··· Material for the task

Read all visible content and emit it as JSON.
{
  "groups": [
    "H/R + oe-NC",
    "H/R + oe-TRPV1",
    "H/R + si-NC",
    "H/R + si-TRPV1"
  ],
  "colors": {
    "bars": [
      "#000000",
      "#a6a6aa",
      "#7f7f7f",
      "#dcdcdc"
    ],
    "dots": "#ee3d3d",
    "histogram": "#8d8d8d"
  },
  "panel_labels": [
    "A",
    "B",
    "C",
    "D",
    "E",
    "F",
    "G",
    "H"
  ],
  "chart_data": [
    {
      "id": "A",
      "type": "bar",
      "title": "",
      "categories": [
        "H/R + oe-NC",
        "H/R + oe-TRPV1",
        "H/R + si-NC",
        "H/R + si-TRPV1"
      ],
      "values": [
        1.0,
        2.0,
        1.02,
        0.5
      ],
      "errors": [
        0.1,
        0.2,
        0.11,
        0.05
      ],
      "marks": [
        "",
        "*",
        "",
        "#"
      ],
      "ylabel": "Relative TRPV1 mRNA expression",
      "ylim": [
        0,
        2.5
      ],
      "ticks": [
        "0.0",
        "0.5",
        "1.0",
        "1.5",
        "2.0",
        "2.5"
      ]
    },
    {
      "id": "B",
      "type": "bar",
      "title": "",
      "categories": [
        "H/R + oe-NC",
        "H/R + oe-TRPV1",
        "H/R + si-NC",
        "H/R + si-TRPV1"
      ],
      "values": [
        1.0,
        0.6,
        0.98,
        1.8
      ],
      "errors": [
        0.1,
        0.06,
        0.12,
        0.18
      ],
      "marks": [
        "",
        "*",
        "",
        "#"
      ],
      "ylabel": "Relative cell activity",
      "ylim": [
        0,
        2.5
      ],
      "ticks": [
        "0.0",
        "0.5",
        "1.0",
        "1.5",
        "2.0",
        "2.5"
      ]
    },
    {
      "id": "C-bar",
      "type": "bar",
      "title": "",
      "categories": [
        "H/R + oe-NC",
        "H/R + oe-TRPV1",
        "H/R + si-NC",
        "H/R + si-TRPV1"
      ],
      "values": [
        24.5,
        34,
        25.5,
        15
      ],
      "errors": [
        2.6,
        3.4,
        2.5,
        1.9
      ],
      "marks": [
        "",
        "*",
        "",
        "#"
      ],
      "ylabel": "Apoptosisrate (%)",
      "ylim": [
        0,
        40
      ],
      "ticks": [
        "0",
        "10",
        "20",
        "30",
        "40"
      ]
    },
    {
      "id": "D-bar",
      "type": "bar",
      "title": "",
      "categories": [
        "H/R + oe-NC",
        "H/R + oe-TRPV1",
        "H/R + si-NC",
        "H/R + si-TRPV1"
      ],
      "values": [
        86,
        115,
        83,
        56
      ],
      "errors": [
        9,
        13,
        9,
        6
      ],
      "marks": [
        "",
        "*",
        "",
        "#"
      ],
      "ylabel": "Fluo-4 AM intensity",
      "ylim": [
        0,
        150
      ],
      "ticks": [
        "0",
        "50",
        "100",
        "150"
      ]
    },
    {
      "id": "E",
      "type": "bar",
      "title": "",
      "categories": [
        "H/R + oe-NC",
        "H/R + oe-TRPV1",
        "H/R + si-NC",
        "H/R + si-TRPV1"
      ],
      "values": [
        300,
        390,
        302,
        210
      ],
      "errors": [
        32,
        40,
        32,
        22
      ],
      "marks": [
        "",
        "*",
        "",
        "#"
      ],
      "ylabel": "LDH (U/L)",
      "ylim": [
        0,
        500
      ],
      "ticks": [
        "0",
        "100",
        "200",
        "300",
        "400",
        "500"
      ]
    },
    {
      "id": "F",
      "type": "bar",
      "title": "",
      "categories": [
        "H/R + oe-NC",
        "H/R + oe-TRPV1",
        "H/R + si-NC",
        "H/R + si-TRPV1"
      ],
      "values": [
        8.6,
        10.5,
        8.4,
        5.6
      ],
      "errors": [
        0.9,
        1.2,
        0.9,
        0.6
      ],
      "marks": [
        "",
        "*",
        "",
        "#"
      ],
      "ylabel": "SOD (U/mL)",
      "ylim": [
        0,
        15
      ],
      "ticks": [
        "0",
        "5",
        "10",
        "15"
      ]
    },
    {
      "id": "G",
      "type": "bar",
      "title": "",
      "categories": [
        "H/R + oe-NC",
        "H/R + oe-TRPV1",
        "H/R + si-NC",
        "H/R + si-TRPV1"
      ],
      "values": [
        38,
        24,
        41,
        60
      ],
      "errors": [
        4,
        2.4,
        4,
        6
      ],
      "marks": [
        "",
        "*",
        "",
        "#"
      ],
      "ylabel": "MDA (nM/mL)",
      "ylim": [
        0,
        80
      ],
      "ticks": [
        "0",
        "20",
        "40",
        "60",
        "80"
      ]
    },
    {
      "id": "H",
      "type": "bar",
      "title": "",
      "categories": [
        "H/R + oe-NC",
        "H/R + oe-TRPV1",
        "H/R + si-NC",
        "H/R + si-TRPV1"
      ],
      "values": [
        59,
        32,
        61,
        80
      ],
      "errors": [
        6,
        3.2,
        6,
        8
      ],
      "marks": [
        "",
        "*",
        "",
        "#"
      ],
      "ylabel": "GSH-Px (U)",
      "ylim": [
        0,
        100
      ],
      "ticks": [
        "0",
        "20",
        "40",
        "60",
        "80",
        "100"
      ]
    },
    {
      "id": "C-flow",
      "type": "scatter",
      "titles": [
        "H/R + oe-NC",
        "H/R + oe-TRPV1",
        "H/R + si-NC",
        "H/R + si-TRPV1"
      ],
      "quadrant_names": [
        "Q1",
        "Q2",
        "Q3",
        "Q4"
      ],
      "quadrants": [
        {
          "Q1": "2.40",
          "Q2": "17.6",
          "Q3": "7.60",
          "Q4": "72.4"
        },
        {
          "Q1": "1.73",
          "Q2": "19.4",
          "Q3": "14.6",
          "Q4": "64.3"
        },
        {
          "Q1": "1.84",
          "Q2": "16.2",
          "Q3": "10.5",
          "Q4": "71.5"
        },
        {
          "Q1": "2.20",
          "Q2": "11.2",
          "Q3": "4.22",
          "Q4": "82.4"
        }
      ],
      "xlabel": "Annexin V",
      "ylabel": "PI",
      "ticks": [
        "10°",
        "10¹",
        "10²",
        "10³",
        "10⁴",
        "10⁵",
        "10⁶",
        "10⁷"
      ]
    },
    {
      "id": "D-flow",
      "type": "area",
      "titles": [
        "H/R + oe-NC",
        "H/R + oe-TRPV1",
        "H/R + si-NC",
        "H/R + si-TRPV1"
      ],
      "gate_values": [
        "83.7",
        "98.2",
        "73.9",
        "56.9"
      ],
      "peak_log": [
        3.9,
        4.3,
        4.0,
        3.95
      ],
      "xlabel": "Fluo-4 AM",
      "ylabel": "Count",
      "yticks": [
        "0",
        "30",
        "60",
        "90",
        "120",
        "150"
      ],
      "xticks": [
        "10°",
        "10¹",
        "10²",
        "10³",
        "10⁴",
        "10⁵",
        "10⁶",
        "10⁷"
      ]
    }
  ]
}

······

Task details: Reproduce the entries above in full and exactly.

Response for this exercise:
Read all visible content and emit it as JSON.
{
  "groups": [
    "H/R + oe-NC",
    "H/R + oe-TRPV1",
    "H/R + si-NC",
    "H/R + si-TRPV1"
  ],
  "colors": {
    "bars": [
      "#000000",
      "#a6a6aa",
      "#7f7f7f",
      "#dcdcdc"
    ],
    "dots": "#ee3d3d",
    "histogram": "#8d8d8d"
  },
  "panel_labels": [
    "A",
    "B",
    "C",
    "D",
    "E",
    "F",
    "G",
    "H"
  ],
  "chart_data": [
    {
      "id": "A",
      "type": "bar",
      "title": "",
      "categories": [
        "H/R + oe-NC",
        "H/R + oe-TRPV1",
        "H/R + si-NC",
        "H/R + si-TRPV1"
      ],
      "values": [
        1.0,
        2.0,
        1.02,
        0.5
      ],
      "errors": [
        0.1,
        0.2,
        0.11,
        0.05
      ],
      "marks": [
        "",
        "*",
        "",
        "#"
      ],
      "ylabel": "Relative TRPV1 mRNA expression",
      "ylim": [
        0,
        2.5
      ],
      "ticks": [
        "0.0",
        "0.5",
        "1.0",
        "1.5",
        "2.0",
        "2.5"
      ]
    },
    {
      "id": "B",
      "type": "bar",
      "title": "",
      "categories": [
        "H/R + oe-NC",
        "H/R + oe-TRPV1",
        "H/R + si-NC",
        "H/R + si-TRPV1"
      ],
      "values": [
        1.0,
        0.6,
        0.98,
        1.8
      ],
      "errors": [
        0.1,
        0.06,
        0.12,
        0.18
      ],
      "marks": [
        "",
        "*",
        "",
        "#"
      ],
      "ylabel": "Relative cell activity",
      "ylim": [
        0,
        2.5
      ],
      "ticks": [
        "0.0",
        "0.5",
        "1.0",
        "1.5",
        "2.0",
        "2.5"
      ]
    },
    {
      "id": "C-bar",
      "type": "bar",
      "title": "",
      "categories": [
        "H/R + oe-NC",
        "H/R + oe-TRPV1",
        "H/R + si-NC",
        "H/R + si-TRPV1"
      ],
      "values": [
        24.5,
        34,
        25.5,
        15
      ],
      "errors": [
        2.6,
        3.4,
        2.5,
        1.9
      ],
      "marks": [
        "",
        "*",
        "",
        "#"
      ],
      "ylabel": "Apoptosisrate (%)",
      "ylim": [
        0,
        40
      ],
      "ticks": [
        "0",
        "10",
        "20",
        "30",
        "40"
      ]
    },
    {
      "id": "D-bar",
      "type": "bar",
      "title": "",
      "categories": [
        "H/R + oe-NC",
        "H/R + oe-TRPV1",
        "H/R + si-NC",
        "H/R + si-TRPV1"
      ],
      "values": [
        86,
        115,
        83,
        56
      ],
      "errors": [
        9,
        13,
        9,
        6
      ],
      "marks": [
        "",
        "*",
        "",
        "#"
      ],
      "ylabel": "Fluo-4 AM intensity",
      "ylim": [
        0,
        150
      ],
      "ticks": [
        "0",
        "50",
        "100",
        "150"
      ]
    },
    {
      "id": "E",
      "type": "bar",
      "title": "",
      "categories": [
        "H/R + oe-NC",
        "H/R + oe-TRPV1",
        "H/R + si-NC",
        "H/R + si-TRPV1"
      ],
      "values": [
        300,
        390,
        302,
        210
      ],
      "errors": [
        32,
        40,
        32,
        22
      ],
      "marks": [
        "",
        "*",
        "",
        "#"
      ],
      "ylabel": "LDH (U/L)",
      "ylim": [
        0,
        500
      ],
      "ticks": [
        "0",
        "100",
        "200",
        "300",
        "400",
        "500"
      ]
    },
    {
      "id": "F",
      "type": "bar",
      "title": "",
      "categories": [
        "H/R + oe-NC",
        "H/R + oe-TRPV1",
        "H/R + si-NC",
        "H/R + si-TRPV1"
      ],
      "values": [
        8.6,
        10.5,
        8.4,
        5.6
      ],
      "errors": [
        0.9,
        1.2,
        0.9,
        0.6
      ],
      "marks": [
        "",
        "*",
        "",
        "#"
      ],
      "ylabel": "SOD (U/mL)",
      "ylim": [
        0,
        15
      ],
      "ticks": [
        "0",
        "5",
        "10",
        "15"
      ]
    },
    {
      "id": "G",
      "type": "bar",
      "title": "",
      "categories": [
        "H/R + oe-NC",
        "H/R + oe-TRPV1",
        "H/R + si-NC",
        "H/R + si-TRPV1"
      ],
      "values": [
        38,
        24,
        41,
        60
      ],
      "errors": [
        4,
        2.4,
        4,
        6
      ],
      "marks": [
        "",
        "*",
        "",
        "#"
      ],
      "ylabel": "MDA (nM/mL)",
      "ylim": [
        0,
        80
      ],
      "ticks": [
        "0",
        "20",
        "40",
        "60",
        "80"
      ]
    },
    {
      "id": "H",
      "type": "bar",
      "title": "",
      "categories": [
        "H/R + oe-NC",
        "H/R + oe-TRPV1",
        "H/R + si-NC",
        "H/R + si-TRPV1"
      ],
      "values": [
        59,
        32,
        61,
        80
      ],
      "errors": [
        6,
        3.2,
        6,
        8
      ],
      "marks": [
        "",
        "*",
        "",
        "#"
      ],
      "ylabel": "GSH-Px (U)",
      "ylim": [
        0,
        100
      ],
      "ticks": [
        "0",
        "20",
        "40",
        "60",
        "80",
        "100"
      ]
    },
    {
      "id": "C-flow",
      "type": "scatter",
      "titles": [
        "H/R + oe-NC",
        "H/R + oe-TRPV1",
        "H/R + si-NC",
        "H/R + si-TRPV1"
      ],
      "quadrant_names": [
        "Q1",
        "Q2",
        "Q3",
        "Q4"
      ],
      "quadrants": [
        {
          "Q1": "2.40",
          "Q2": "17.6",
          "Q3": "7.60",
          "Q4": "72.4"
        },
        {
          "Q1": "1.73",
          "Q2": "19.4",
          "Q3": "14.6",
          "Q4": "64.3"
        },
        {
          "Q1": "1.84",
          "Q2": "16.2",
          "Q3": "10.5",
          "Q4": "71.5"
        },
        {
          "Q1": "2.20",
          "Q2": "11.2",
          "Q3": "4.22",
          "Q4": "82.4"
        }
      ],
      "xlabel": "Annexin V",
      "ylabel": "PI",
      "ticks": [
        "10°",
        "10¹",
        "10²",
        "10³",
        "10⁴",
        "10⁵",
        "10⁶",
        "10⁷"
      ]
    },
    {
      "id": "D-flow",
      "type": "area",
      "titles": [
        "H/R + oe-NC",
        "H/R + oe-TRPV1",
        "H/R + si-NC",
        "H/R + si-TRPV1"
      ],
      "gate_values": [
        "83.7",
        "98.2",
        "73.9",
        "56.9"
      ],
      "peak_log": [
        3.9,
        4.3,
        4.0,
        3.95
      ],
      "xlabel": "Fluo-4 AM",
      "ylabel": "Count",
      "yticks": [
        "0",
        "30",
        "60",
        "90",
        "120",
        "150"
      ],
      "xticks": [
        "10°",
        "10¹",
        "10²",
        "10³",
        "10⁴",
        "10⁵",
        "10⁶",
        "10⁷"
      ]
    }
  ]
}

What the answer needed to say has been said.